> **Direction**:
From the line containing "Convert this document image to plain text." down to the final line of the entries below, quote every line verbatim. Exclude pictures.

> **Supplied records**:
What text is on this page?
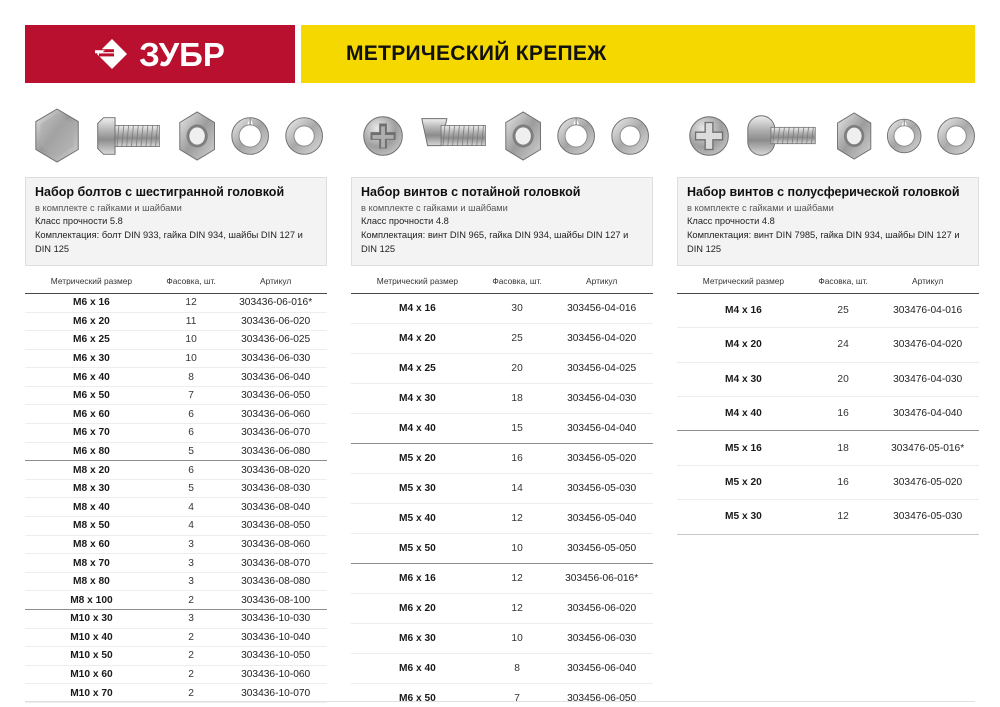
ЗУБР	МЕТРИЧЕСКИЙ КРЕПЕЖ
Набор болтов с шестигранной головкой
в комплекте с гайками и шайбами
Класс прочности 5.8
Комплектация: болт DIN 933, гайка DIN 934, шайбы DIN 127 и DIN 125
Метрический размер	Фасовка, шт.	Артикул
M6 x 16	12	303436-06-016*
M6 x 20	11	303436-06-020
M6 x 25	10	303436-06-025
M6 x 30	10	303436-06-030
M6 x 40	8	303436-06-040
M6 x 50	7	303436-06-050
M6 x 60	6	303436-06-060
M6 x 70	6	303436-06-070
M6 x 80	5	303436-06-080
M8 x 20	6	303436-08-020
M8 x 30	5	303436-08-030
M8 x 40	4	303436-08-040
M8 x 50	4	303436-08-050
M8 x 60	3	303436-08-060
M8 x 70	3	303436-08-070
M8 x 80	3	303436-08-080
M8 x 100	2	303436-08-100
M10 x 30	3	303436-10-030
M10 x 40	2	303436-10-040
M10 x 50	2	303436-10-050
M10 x 60	2	303436-10-060
M10 x 70	2	303436-10-070

Набор винтов с потайной головкой
в комплекте с гайками и шайбами
Класс прочности 4.8
Комплектация: винт DIN 965, гайка DIN 934, шайбы DIN 127 и DIN 125
Метрический размер	Фасовка, шт.	Артикул
M4 x 16	30	303456-04-016
M4 x 20	25	303456-04-020
M4 x 25	20	303456-04-025
M4 x 30	18	303456-04-030
M4 x 40	15	303456-04-040
M5 x 20	16	303456-05-020
M5 x 30	14	303456-05-030
M5 x 40	12	303456-05-040
M5 x 50	10	303456-05-050
M6 x 16	12	303456-06-016*
M6 x 20	12	303456-06-020
M6 x 30	10	303456-06-030
M6 x 40	8	303456-06-040
M6 x 50	7	303456-06-050
Набор винтов с полусферической головкой
в комплекте с гайками и шайбами
Класс прочности 4.8
Комплектация: винт DIN 7985, гайка DIN 934, шайбы DIN 127 и DIN 125
Метрический размер	Фасовка, шт.	Артикул
M4 x 16	25	303476-04-016
M4 x 20	24	303476-04-020
M4 x 30	20	303476-04-030
M4 x 40	16	303476-04-040
M5 x 16	18	303476-05-016*
M5 x 20	16	303476-05-020
M5 x 30	12	303476-05-030
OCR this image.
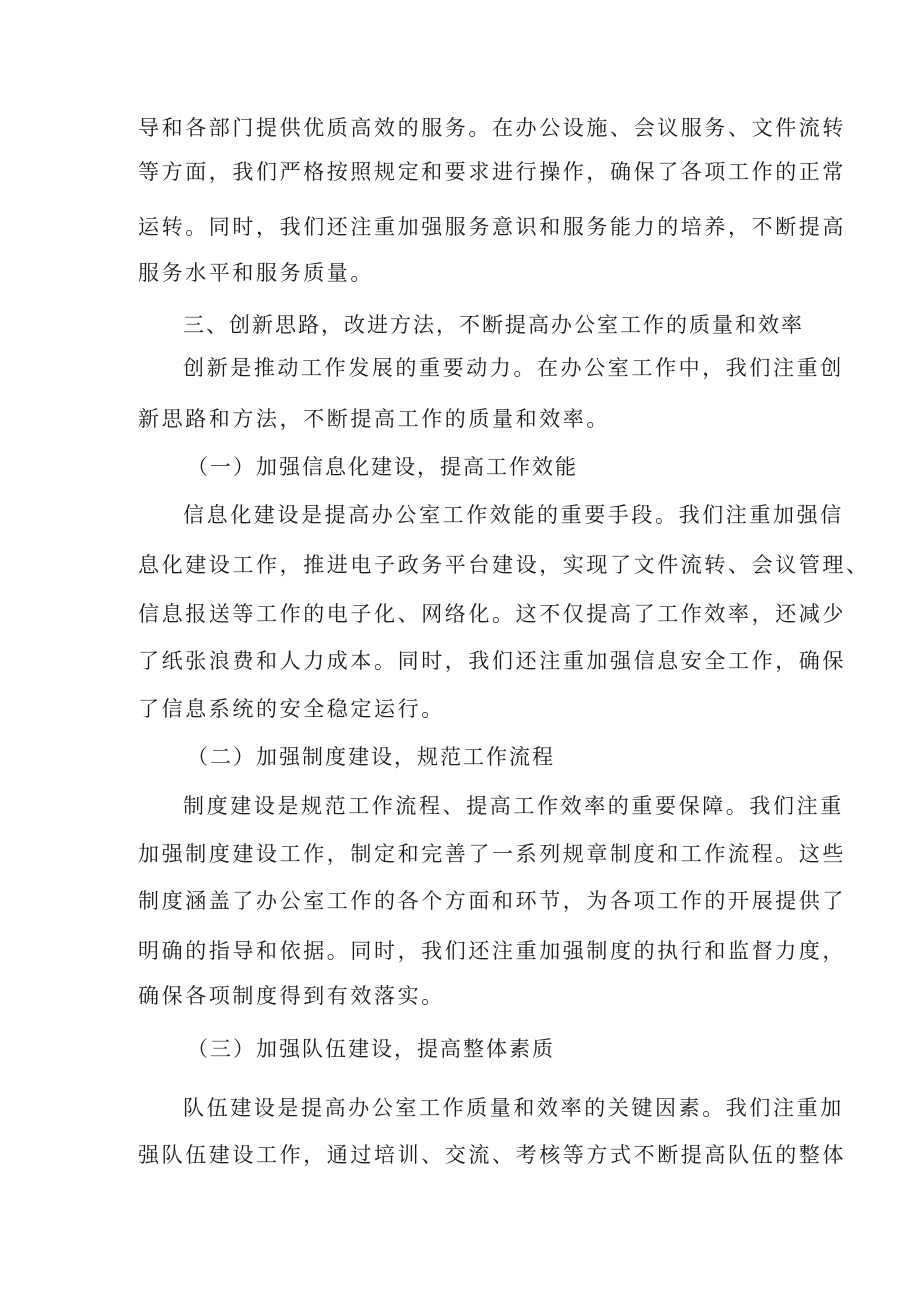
导和各部门提供优质高效的服务。在办公设施、会议服务、文件流转
等方面，我们严格按照规定和要求进行操作，确保了各项工作的正常
运转。同时，我们还注重加强服务意识和服务能力的培养，不断提高
服务水平和服务质量。
三、创新思路，改进方法，不断提高办公室工作的质量和效率
创新是推动工作发展的重要动力。在办公室工作中，我们注重创
新思路和方法，不断提高工作的质量和效率。
（一）加强信息化建设，提高工作效能
信息化建设是提高办公室工作效能的重要手段。我们注重加强信
息化建设工作，推进电子政务平台建设，实现了文件流转、会议管理、
信息报送等工作的电子化、网络化。这不仅提高了工作效率，还减少
了纸张浪费和人力成本。同时，我们还注重加强信息安全工作，确保
了信息系统的安全稳定运行。
（二）加强制度建设，规范工作流程
制度建设是规范工作流程、提高工作效率的重要保障。我们注重
加强制度建设工作，制定和完善了一系列规章制度和工作流程。这些
制度涵盖了办公室工作的各个方面和环节，为各项工作的开展提供了
明确的指导和依据。同时，我们还注重加强制度的执行和监督力度，
确保各项制度得到有效落实。
（三）加强队伍建设，提高整体素质
队伍建设是提高办公室工作质量和效率的关键因素。我们注重加
强队伍建设工作，通过培训、交流、考核等方式不断提高队伍的整体
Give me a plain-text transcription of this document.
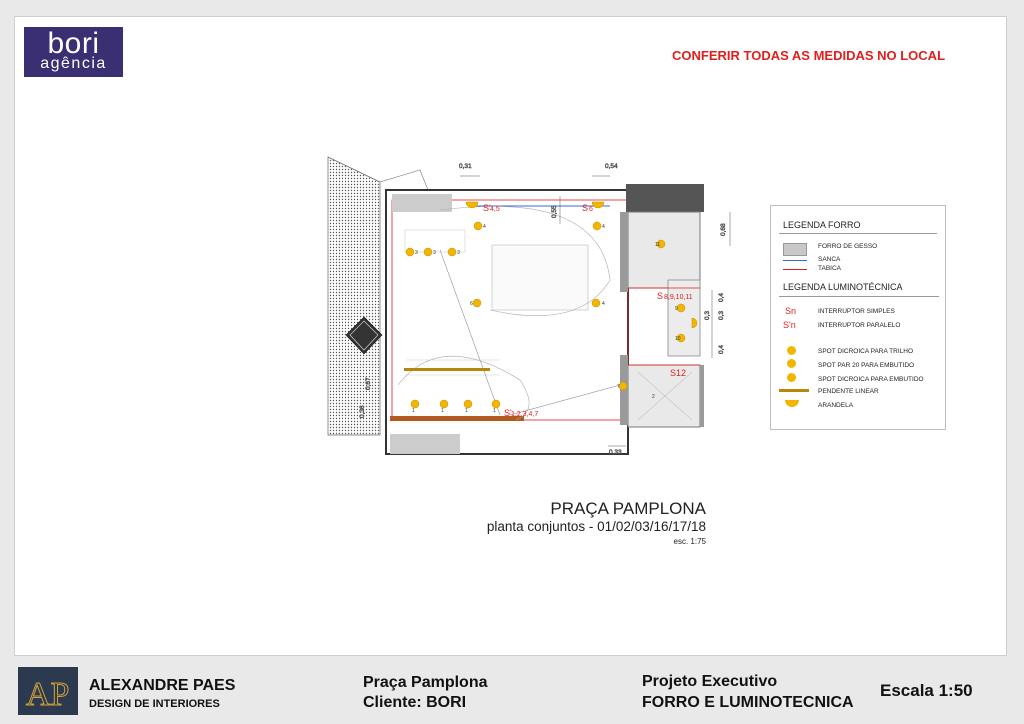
bori
agência	CONFERIR TODAS AS MEDIDAS NO LOCAL
S' 4,5	S 6
S 8,9,10,11
S12
S' 1,2,3,4,7
0,31	0,54
0,55
0,68
0,4
0,3
0,3
0,4
0,33
0,67
0,36
3	3	3
4	4
4
6
11
9
10
7
2
1	1	1	1
LEGENDA FORRO
FORRO DE GESSO
SANCA
TABICA
LEGENDA LUMINOTÉCNICA
Sn	INTERRUPTOR SIMPLES
S'n	INTERRUPTOR PARALELO
SPOT DICROICA PARA TRILHO
SPOT PAR 20 PARA EMBUTIDO
SPOT DICROICA PARA EMBUTIDO
PENDENTE LINEAR
ARANDELA
PRAÇA PAMPLONA
planta conjuntos - 01/02/03/16/17/18
esc. 1:75
AP ALEXANDRE PAES
DESIGN DE INTERIORES
Praça Pamplona
Cliente: BORI
Projeto Executivo
FORRO E LUMINOTECNICA
Escala 1:50
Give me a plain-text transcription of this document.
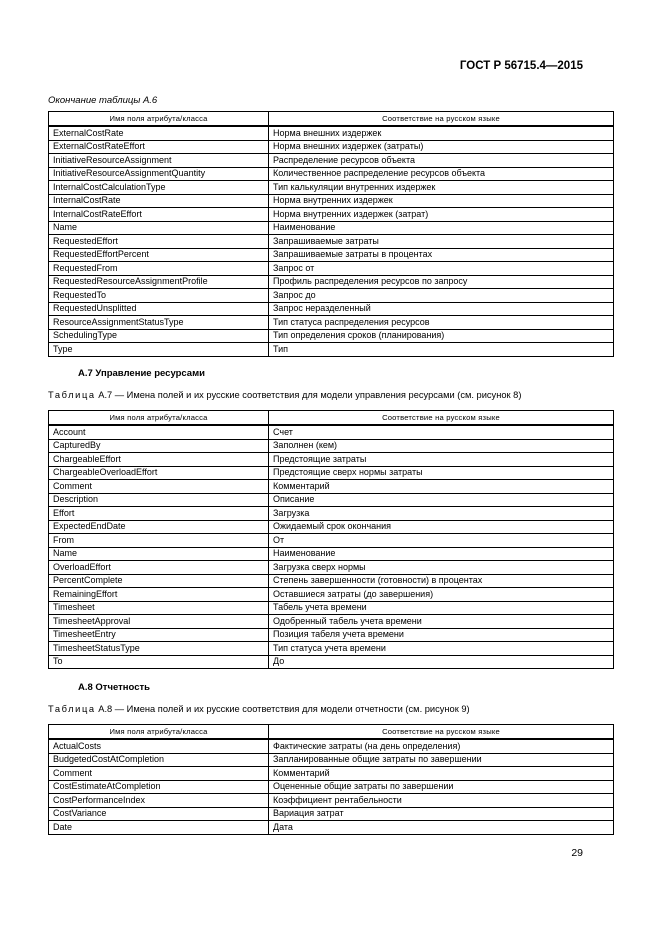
ГОСТ Р 56715.4—2015
Окончание таблицы А.6
Имя поля атрибута/класса	Соответствие на русском языке
ExternalCostRate	Норма внешних издержек
ExternalCostRateEffort	Норма внешних издержек (затраты)
InitiativeResourceAssignment	Распределение ресурсов объекта
InitiativeResourceAssignmentQuantity	Количественное распределение ресурсов объекта
InternalCostCalculationType	Тип калькуляции внутренних издержек
InternalCostRate	Норма внутренних издержек
InternalCostRateEffort	Норма внутренних издержек (затрат)
Name	Наименование
RequestedEffort	Запрашиваемые затраты
RequestedEffortPercent	Запрашиваемые затраты в процентах
RequestedFrom	Запрос от
RequestedResourceAssignmentProfile	Профиль распределения ресурсов по запросу
RequestedTo	Запрос до
RequestedUnsplitted	Запрос неразделенный
ResourceAssignmentStatusType	Тип статуса распределения ресурсов
SchedulingType	Тип определения сроков (планирования)
Type	Тип
А.7 Управление ресурсами
Таблица А.7 — Имена полей и их русские соответствия для модели управления ресурсами (см. рисунок 8)
Имя поля атрибута/класса	Соответствие на русском языке
Account	Счет
CapturedBy	Заполнен (кем)
ChargeableEffort	Предстоящие затраты
ChargeableOverloadEffort	Предстоящие сверх нормы затраты
Comment	Комментарий
Description	Описание
Effort	Загрузка
ExpectedEndDate	Ожидаемый срок окончания
From	От
Name	Наименование
OverloadEffort	Загрузка сверх нормы
PercentComplete	Степень завершенности (готовности) в процентах
RemainingEffort	Оставшиеся затраты (до завершения)
Timesheet	Табель учета времени
TimesheetApproval	Одобренный табель учета времени
TimesheetEntry	Позиция табеля учета времени
TimesheetStatusType	Тип статуса учета времени
To	До
А.8 Отчетность
Таблица А.8 — Имена полей и их русские соответствия для модели отчетности (см. рисунок 9)
Имя поля атрибута/класса	Соответствие на русском языке
ActualCosts	Фактические затраты (на день определения)
BudgetedCostAtCompletion	Запланированные общие затраты по завершении
Comment	Комментарий
CostEstimateAtCompletion	Оцененные общие затраты по завершении
CostPerformanceIndex	Коэффициент рентабельности
CostVariance	Вариация затрат
Date	Дата
29
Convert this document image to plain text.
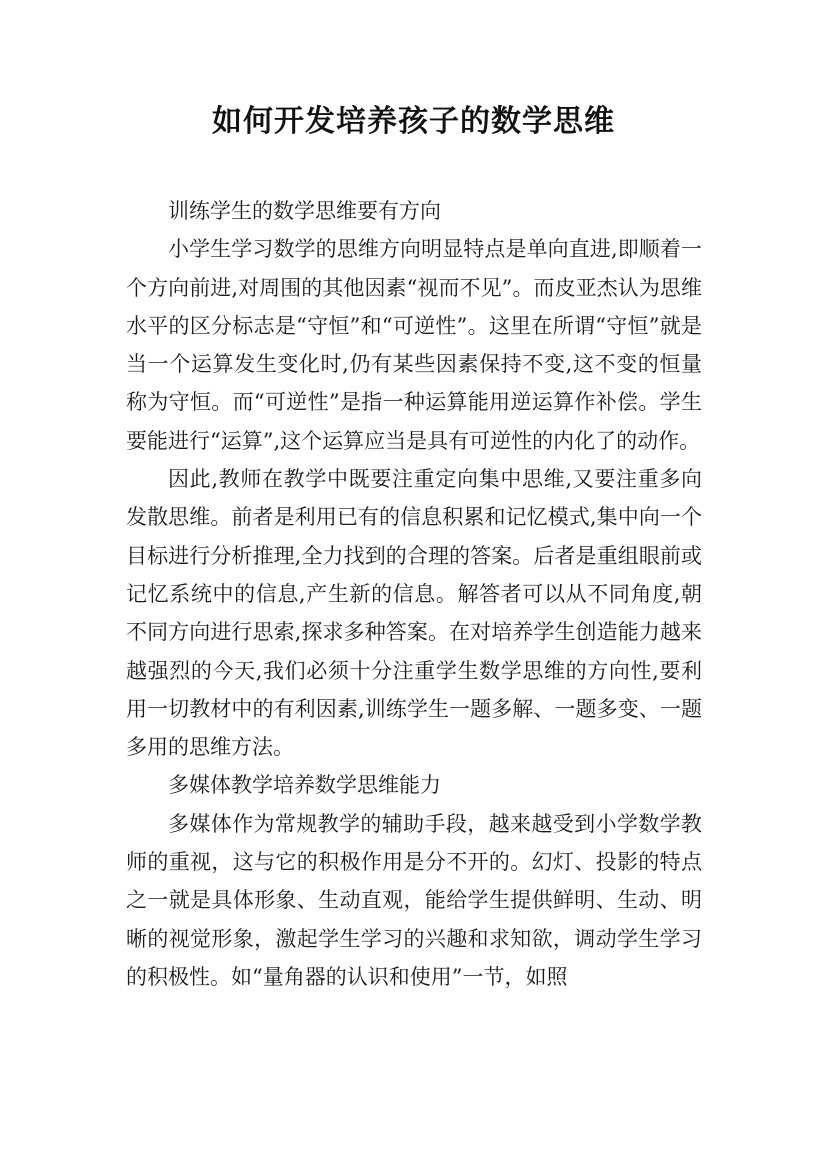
如何开发培养孩子的数学思维

训练学生的数学思维要有方向

小学生学习数学的思维方向明显特点是单向直进,即顺着一个方向前进,对周围的其他因素“视而不见”。而皮亚杰认为思维水平的区分标志是“守恒”和“可逆性”。这里在所谓“守恒”就是当一个运算发生变化时,仍有某些因素保持不变,这不变的恒量称为守恒。而“可逆性”是指一种运算能用逆运算作补偿。学生要能进行“运算”,这个运算应当是具有可逆性的内化了的动作。

因此,教师在教学中既要注重定向集中思维,又要注重多向发散思维。前者是利用已有的信息积累和记忆模式,集中向一个目标进行分析推理,全力找到的合理的答案。后者是重组眼前或记忆系统中的信息,产生新的信息。解答者可以从不同角度,朝不同方向进行思索,探求多种答案。在对培养学生创造能力越来越强烈的今天,我们必须十分注重学生数学思维的方向性,要利用一切教材中的有利因素,训练学生一题多解、一题多变、一题多用的思维方法。

多媒体教学培养数学思维能力

多媒体作为常规教学的辅助手段，越来越受到小学数学教师的重视，这与它的积极作用是分不开的。幻灯、投影的特点之一就是具体形象、生动直观，能给学生提供鲜明、生动、明晰的视觉形象，激起学生学习的兴趣和求知欲，调动学生学习的积极性。如“量角器的认识和使用”一节，如照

> **Written response**:
Convert this document image to plain text.
如何开发培养孩子的数学思维

训练学生的数学思维要有方向

小学生学习数学的思维方向明显特点是单向直进,即顺着一个方向前进,对周围的其他因素“视而不见”。而皮亚杰认为思维水平的区分标志是“守恒”和“可逆性”。这里在所谓“守恒”就是当一个运算发生变化时,仍有某些因素保持不变,这不变的恒量称为守恒。而“可逆性”是指一种运算能用逆运算作补偿。学生要能进行“运算”,这个运算应当是具有可逆性的内化了的动作。

因此,教师在教学中既要注重定向集中思维,又要注重多向发散思维。前者是利用已有的信息积累和记忆模式,集中向一个目标进行分析推理,全力找到的合理的答案。后者是重组眼前或记忆系统中的信息,产生新的信息。解答者可以从不同角度,朝不同方向进行思索,探求多种答案。在对培养学生创造能力越来越强烈的今天,我们必须十分注重学生数学思维的方向性,要利用一切教材中的有利因素,训练学生一题多解、一题多变、一题多用的思维方法。

多媒体教学培养数学思维能力

多媒体作为常规教学的辅助手段，越来越受到小学数学教师的重视，这与它的积极作用是分不开的。幻灯、投影的特点之一就是具体形象、生动直观，能给学生提供鲜明、生动、明晰的视觉形象，激起学生学习的兴趣和求知欲，调动学生学习的积极性。如“量角器的认识和使用”一节，如照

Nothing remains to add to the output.